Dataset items
__________

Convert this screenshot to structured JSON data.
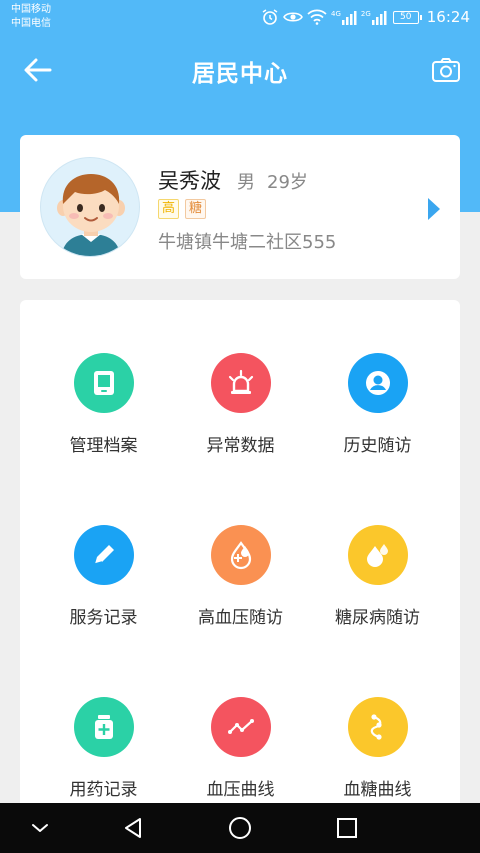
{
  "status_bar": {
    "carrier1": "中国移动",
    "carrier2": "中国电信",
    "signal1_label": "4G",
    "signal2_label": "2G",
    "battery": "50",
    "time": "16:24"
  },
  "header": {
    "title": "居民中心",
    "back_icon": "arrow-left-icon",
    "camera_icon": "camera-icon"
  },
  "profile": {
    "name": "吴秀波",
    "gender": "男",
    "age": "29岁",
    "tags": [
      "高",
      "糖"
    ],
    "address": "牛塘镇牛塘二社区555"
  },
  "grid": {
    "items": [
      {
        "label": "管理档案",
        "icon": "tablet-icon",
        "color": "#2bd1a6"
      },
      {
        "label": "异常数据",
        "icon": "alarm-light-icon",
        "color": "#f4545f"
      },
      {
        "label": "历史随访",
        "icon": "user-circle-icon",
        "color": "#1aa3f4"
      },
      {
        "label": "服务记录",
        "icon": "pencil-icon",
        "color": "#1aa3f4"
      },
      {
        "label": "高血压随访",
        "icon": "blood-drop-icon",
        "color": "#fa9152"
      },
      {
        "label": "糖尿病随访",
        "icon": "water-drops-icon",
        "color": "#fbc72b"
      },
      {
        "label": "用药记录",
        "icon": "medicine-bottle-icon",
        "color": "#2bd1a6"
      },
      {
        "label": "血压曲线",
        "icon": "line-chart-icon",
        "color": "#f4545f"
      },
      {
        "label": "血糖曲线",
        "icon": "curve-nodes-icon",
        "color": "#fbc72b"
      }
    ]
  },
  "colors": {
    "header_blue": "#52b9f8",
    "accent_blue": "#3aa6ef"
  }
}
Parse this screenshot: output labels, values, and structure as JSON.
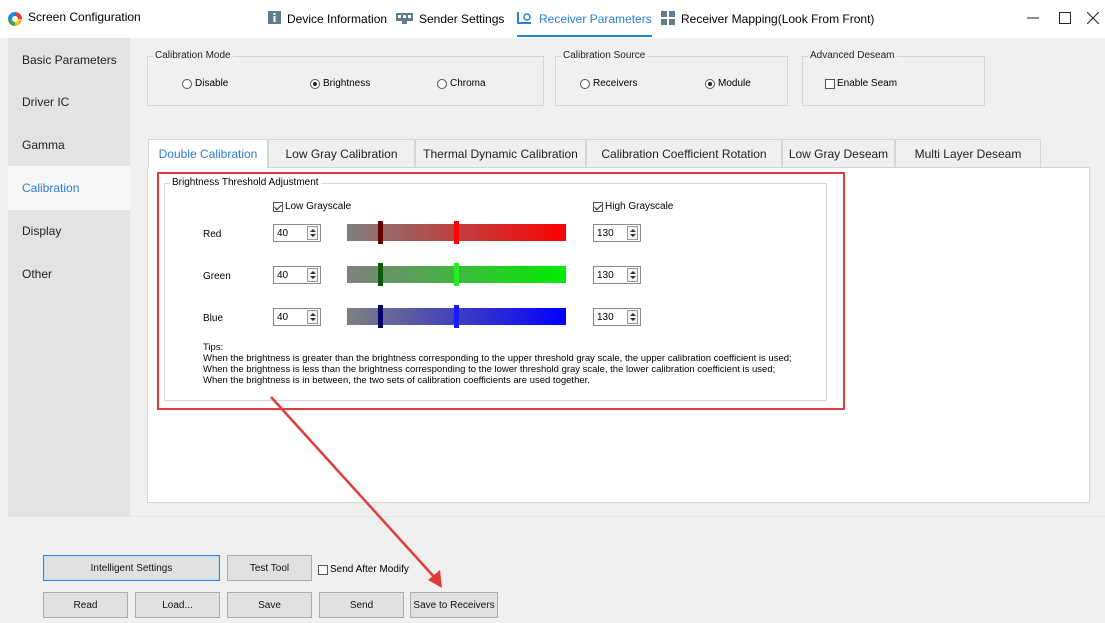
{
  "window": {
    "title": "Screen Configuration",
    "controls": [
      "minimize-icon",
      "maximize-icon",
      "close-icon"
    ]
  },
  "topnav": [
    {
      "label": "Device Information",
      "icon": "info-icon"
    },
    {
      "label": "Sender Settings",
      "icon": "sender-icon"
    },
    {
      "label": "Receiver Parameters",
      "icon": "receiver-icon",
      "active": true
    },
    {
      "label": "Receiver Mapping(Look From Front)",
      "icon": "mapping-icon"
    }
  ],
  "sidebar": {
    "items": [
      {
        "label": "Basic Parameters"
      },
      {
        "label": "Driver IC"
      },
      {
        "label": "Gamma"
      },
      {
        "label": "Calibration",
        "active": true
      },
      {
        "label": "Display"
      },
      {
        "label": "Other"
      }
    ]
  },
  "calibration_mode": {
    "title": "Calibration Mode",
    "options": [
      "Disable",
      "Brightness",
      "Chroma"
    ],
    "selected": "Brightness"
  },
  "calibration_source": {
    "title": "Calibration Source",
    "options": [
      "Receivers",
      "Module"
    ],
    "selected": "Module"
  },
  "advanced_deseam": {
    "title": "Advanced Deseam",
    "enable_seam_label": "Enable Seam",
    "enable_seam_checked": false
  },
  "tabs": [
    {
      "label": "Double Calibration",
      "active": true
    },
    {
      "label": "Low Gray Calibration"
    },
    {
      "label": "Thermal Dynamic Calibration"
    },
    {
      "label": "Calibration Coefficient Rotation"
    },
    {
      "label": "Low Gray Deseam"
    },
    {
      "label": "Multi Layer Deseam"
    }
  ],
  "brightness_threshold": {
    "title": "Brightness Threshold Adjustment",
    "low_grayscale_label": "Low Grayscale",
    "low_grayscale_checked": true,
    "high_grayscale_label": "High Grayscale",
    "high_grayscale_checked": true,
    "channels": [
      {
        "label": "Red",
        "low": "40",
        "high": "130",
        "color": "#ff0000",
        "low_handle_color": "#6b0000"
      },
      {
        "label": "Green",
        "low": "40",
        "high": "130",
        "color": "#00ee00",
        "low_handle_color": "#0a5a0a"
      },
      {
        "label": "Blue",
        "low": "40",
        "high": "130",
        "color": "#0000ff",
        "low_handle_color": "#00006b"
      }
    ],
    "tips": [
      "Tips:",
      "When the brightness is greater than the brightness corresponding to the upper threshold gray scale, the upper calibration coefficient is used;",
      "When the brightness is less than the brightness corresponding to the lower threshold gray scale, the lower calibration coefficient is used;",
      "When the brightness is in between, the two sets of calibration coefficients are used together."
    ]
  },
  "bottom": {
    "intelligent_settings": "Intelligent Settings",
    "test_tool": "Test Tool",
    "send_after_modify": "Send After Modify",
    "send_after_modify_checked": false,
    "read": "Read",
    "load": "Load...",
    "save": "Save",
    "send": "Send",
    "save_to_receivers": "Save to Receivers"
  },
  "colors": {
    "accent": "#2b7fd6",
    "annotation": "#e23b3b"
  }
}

__________

STATED GOAL: Repeat the listing above exactly, with no pictures.

THE REPLY:
Convert this screenshot to structured JSON data.
{
  "status_bar": {
    "carrier1": "中国移动",
    "carrier2": "中国电信",
    "signal1_label": "4G",
    "signal2_label": "2G",
    "battery": "50",
    "time": "16:24"
  },
  "header": {
    "title": "居民中心",
    "back_icon": "arrow-left-icon",
    "camera_icon": "camera-icon"
  },
  "profile": {
    "name": "吴秀波",
    "gender": "男",
    "age": "29岁",
    "tags": [
      "高",
      "糖"
    ],
    "address": "牛塘镇牛塘二社区555"
  },
  "grid": {
    "items": [
      {
        "label": "管理档案",
        "icon": "tablet-icon",
        "color": "#2bd1a6"
      },
      {
        "label": "异常数据",
        "icon": "alarm-light-icon",
        "color": "#f4545f"
      },
      {
        "label": "历史随访",
        "icon": "user-circle-icon",
        "color": "#1aa3f4"
      },
      {
        "label": "服务记录",
        "icon": "pencil-icon",
        "color": "#1aa3f4"
      },
      {
        "label": "高血压随访",
        "icon": "blood-drop-icon",
        "color": "#fa9152"
      },
      {
        "label": "糖尿病随访",
        "icon": "water-drops-icon",
        "color": "#fbc72b"
      },
      {
        "label": "用药记录",
        "icon": "medicine-bottle-icon",
        "color": "#2bd1a6"
      },
      {
        "label": "血压曲线",
        "icon": "line-chart-icon",
        "color": "#f4545f"
      },
      {
        "label": "血糖曲线",
        "icon": "curve-nodes-icon",
        "color": "#fbc72b"
      }
    ]
  },
  "colors": {
    "header_blue": "#52b9f8",
    "accent_blue": "#3aa6ef"
  }
}
Parse this screenshot: output labels, values, and structure as JSON.
{
  "window": {
    "title": "Screen Configuration",
    "controls": [
      "minimize-icon",
      "maximize-icon",
      "close-icon"
    ]
  },
  "topnav": [
    {
      "label": "Device Information",
      "icon": "info-icon"
    },
    {
      "label": "Sender Settings",
      "icon": "sender-icon"
    },
    {
      "label": "Receiver Parameters",
      "icon": "receiver-icon",
      "active": true
    },
    {
      "label": "Receiver Mapping(Look From Front)",
      "icon": "mapping-icon"
    }
  ],
  "sidebar": {
    "items": [
      {
        "label": "Basic Parameters"
      },
      {
        "label": "Driver IC"
      },
      {
        "label": "Gamma"
      },
      {
        "label": "Calibration",
        "active": true
      },
      {
        "label": "Display"
      },
      {
        "label": "Other"
      }
    ]
  },
  "calibration_mode": {
    "title": "Calibration Mode",
    "options": [
      "Disable",
      "Brightness",
      "Chroma"
    ],
    "selected": "Brightness"
  },
  "calibration_source": {
    "title": "Calibration Source",
    "options": [
      "Receivers",
      "Module"
    ],
    "selected": "Module"
  },
  "advanced_deseam": {
    "title": "Advanced Deseam",
    "enable_seam_label": "Enable Seam",
    "enable_seam_checked": false
  },
  "tabs": [
    {
      "label": "Double Calibration",
      "active": true
    },
    {
      "label": "Low Gray Calibration"
    },
    {
      "label": "Thermal Dynamic Calibration"
    },
    {
      "label": "Calibration Coefficient Rotation"
    },
    {
      "label": "Low Gray Deseam"
    },
    {
      "label": "Multi Layer Deseam"
    }
  ],
  "brightness_threshold": {
    "title": "Brightness Threshold Adjustment",
    "low_grayscale_label": "Low Grayscale",
    "low_grayscale_checked": true,
    "high_grayscale_label": "High Grayscale",
    "high_grayscale_checked": true,
    "channels": [
      {
        "label": "Red",
        "low": "40",
        "high": "130",
        "color": "#ff0000",
        "low_handle_color": "#6b0000"
      },
      {
        "label": "Green",
        "low": "40",
        "high": "130",
        "color": "#00ee00",
        "low_handle_color": "#0a5a0a"
      },
      {
        "label": "Blue",
        "low": "40",
        "high": "130",
        "color": "#0000ff",
        "low_handle_color": "#00006b"
      }
    ],
    "tips": [
      "Tips:",
      "When the brightness is greater than the brightness corresponding to the upper threshold gray scale, the upper calibration coefficient is used;",
      "When the brightness is less than the brightness corresponding to the lower threshold gray scale, the lower calibration coefficient is used;",
      "When the brightness is in between, the two sets of calibration coefficients are used together."
    ]
  },
  "bottom": {
    "intelligent_settings": "Intelligent Settings",
    "test_tool": "Test Tool",
    "send_after_modify": "Send After Modify",
    "send_after_modify_checked": false,
    "read": "Read",
    "load": "Load...",
    "save": "Save",
    "send": "Send",
    "save_to_receivers": "Save to Receivers"
  },
  "colors": {
    "accent": "#2b7fd6",
    "annotation": "#e23b3b"
  }
}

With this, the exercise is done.